*** Opening Passage to read ***

Logfiles Made Interesting with glTail
Fudgie writes "My boss claimed it was pretty much impossible to create an entertaining way to visualize server traffic and events in a short time frame, so of course I had to prove him wrong. A weekend of neglecting my family produced a small ruby program which connects to your servers via SSH, grabs and parses data from Apaches access log and Ruby on Rails production log, and displays your traffic and statistics in real-time using a simple OpenGL interface (tested under Linux and Mac OS/X). It's a bit hard to explain over text, so please have a look at fudgie.org for an example movie, and more information."
...I'm afraid that's the nearest I've seen to a simulated pissing contest ever! B^>
Rgds
Damon
http://m.earth.org.uk/
...we just made his log screen look like a bukkake flick.
And it looks like lots of things taking a wee. Once the site is slashdotted, it'll be a veritable golden shower...
Nice work though.
Task Mangler
tell the engineer it can't be done
The most entertaining way I ever saw to view logs was Visitorville-its kind of like SimCity meets web logging.
It's pretty obvious that fudgie.org is just the name of the site and glTail is the name of the program.
Anything put into a logfile could be parsed and shown. I've tried with emails, shoutcast listeners and server logins, but they're not as interesting to show in the movie as I don't have the kind of traffic to make it useful.
Obligatory jokes about 'taking the piss' aside, that is brilliant. It's the ultimate 'machine that does ping' (to name an old sketch) to keep management amused, but also provides real data. I bet that screen will go ballistic when you get Slashdotted (also a good way to visualise DDoS, maybe?).
I was about to say that it's a sort of etherape on steroids, but I've just realised your visualisation could benefit etherape instead (if you don't know etherape, look it up. No tools identifies a virus infection quicker).
Class, I'm impressed.
Insert
Notice in the movie that one of the sites being monitored is fudgie.org, which is what is linked to here. This looks like a ploy to visualize the slashdot effect. :) Wonder what that must look like. Might tax the renderer pretty hard. I guess that is one way to get load testing done!
-molo
Using your sig line to advertise for friends is lame.

*** Closing Passage to read ***

Extend the glTail discussion thread by writing what comes after its last comment.

*** Opening Source material ***

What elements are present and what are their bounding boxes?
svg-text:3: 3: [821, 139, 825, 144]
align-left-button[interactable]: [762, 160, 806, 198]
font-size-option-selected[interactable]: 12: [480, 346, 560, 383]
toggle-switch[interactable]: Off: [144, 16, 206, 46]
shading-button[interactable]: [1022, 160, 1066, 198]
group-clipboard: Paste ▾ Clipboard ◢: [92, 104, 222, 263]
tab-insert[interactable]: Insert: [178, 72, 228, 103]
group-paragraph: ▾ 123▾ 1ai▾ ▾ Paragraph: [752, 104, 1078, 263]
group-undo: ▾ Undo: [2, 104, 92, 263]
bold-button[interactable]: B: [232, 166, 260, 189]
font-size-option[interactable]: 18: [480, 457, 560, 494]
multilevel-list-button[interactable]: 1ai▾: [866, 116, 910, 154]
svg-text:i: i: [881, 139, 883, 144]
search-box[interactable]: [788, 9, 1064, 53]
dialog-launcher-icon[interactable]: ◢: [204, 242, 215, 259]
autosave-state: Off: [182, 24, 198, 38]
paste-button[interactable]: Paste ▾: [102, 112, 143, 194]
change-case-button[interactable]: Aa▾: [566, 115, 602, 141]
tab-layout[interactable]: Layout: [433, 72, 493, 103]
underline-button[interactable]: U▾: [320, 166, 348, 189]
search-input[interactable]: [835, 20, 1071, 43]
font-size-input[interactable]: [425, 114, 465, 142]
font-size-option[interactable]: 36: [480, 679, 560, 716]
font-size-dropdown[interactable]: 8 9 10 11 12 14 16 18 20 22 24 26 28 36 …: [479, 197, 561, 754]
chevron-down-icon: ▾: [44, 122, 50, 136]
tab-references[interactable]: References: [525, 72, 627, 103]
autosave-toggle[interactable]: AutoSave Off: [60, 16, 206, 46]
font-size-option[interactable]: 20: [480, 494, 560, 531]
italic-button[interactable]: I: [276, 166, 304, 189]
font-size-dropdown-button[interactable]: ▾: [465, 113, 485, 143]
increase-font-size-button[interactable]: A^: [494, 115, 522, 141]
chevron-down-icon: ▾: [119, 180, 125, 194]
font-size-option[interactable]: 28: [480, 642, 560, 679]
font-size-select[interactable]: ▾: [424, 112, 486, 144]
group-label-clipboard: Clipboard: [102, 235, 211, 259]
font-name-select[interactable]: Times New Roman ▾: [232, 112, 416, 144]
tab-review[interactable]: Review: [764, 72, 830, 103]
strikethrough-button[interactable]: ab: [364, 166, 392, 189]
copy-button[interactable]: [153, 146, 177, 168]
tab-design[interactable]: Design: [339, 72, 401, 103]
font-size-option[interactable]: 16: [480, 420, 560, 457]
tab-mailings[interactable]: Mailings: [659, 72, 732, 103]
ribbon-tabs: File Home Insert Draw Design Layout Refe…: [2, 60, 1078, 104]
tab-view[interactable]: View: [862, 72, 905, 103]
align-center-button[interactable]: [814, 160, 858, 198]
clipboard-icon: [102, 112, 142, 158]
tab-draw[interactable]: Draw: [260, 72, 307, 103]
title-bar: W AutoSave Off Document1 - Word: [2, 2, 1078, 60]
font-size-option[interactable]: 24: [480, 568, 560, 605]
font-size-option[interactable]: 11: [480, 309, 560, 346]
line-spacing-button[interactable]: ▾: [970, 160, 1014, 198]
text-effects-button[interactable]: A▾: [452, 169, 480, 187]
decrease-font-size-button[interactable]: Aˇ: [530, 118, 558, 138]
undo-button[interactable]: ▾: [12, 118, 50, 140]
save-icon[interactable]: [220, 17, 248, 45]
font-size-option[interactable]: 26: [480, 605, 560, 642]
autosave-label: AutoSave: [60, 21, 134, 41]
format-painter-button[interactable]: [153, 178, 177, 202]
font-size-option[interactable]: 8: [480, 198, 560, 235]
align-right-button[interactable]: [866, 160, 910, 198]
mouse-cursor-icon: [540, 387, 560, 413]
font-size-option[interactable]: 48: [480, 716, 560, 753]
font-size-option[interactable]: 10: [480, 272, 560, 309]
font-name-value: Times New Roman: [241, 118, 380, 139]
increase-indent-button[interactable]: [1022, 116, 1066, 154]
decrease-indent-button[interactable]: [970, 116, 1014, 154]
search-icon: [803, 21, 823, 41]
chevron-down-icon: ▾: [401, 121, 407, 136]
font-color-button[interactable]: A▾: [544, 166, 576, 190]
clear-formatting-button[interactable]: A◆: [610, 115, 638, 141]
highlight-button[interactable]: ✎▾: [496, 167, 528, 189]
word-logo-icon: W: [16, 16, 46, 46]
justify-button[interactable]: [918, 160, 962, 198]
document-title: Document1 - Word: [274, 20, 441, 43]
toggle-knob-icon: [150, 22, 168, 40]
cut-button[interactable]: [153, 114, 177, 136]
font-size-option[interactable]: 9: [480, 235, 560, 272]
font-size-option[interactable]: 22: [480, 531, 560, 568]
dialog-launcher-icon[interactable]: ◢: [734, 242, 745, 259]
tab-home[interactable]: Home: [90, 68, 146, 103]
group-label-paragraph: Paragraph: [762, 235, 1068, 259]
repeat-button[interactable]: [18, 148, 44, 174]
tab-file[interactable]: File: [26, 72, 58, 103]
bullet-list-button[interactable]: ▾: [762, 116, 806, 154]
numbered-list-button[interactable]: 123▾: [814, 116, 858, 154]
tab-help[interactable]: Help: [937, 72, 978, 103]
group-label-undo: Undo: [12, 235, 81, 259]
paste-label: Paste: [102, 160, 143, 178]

*** Closing Source material ***

** Answer below **
didn't someone once do a version of doom that displayed network activity?
I recall seeing screenshots, but that was years ago.
You gotta add an 'Asteroids' ship on the screen that lets you shoot down connections!
"Oh, look! Bob just logged on... let's get 'em!"
...
"IT support. How can I help you?"
"Hi, this is Bob..."
--
X's and O's for all my foes.
Man this is cool. Very cool.
Ken Lai
Luckily, I saw the movie before the meltdown of the server. It always pays to be on time. ;)
...' scrolling top to bottom; like the cast of a movie.
For those unlucky and late, actually, you missed a competition of peeing coloured snowflakes from the right versus doing the same from the left.
Only, the sources on the left are much better at aiming.
Plus, you have some 'Login
Heads up, Fudgie, it is truely the most amazing display of log files ever creeping across my eyes.
Keep the good work up, and please post again when you have something actually useful for the sysadmin.
I declare you 'King of Log Candy' !
All I see now is blonde, brunette, redhead.
WARNING: Smartphones have side effects--most of them undocumented.
I'd enjoy a postfix version
Serious prostrate problems at Fundie.org, it appears... I'm looking forward to plugging this in to sysstat for some over-utilized servers I manage....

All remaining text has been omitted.